**SHORT EXERCISE:**
Please repeat all of the listing exactly.

Stored items from a collection
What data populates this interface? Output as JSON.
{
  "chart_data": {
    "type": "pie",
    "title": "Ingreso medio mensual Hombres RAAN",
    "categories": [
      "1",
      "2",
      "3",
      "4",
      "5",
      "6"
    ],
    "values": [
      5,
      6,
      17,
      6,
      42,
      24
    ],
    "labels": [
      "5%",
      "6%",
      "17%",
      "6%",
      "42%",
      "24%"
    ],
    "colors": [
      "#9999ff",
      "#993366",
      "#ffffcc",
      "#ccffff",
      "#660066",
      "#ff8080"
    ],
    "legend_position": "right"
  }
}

**OUTPUT FOR THIS EXERCISE:**
What data populates this interface? Output as JSON.
{
  "chart_data": {
    "type": "pie",
    "title": "Ingreso medio mensual Hombres RAAN",
    "categories": [
      "1",
      "2",
      "3",
      "4",
      "5",
      "6"
    ],
    "values": [
      5,
      6,
      17,
      6,
      42,
      24
    ],
    "labels": [
      "5%",
      "6%",
      "17%",
      "6%",
      "42%",
      "24%"
    ],
    "colors": [
      "#9999ff",
      "#993366",
      "#ffffcc",
      "#ccffff",
      "#660066",
      "#ff8080"
    ],
    "legend_position": "right"
  }
}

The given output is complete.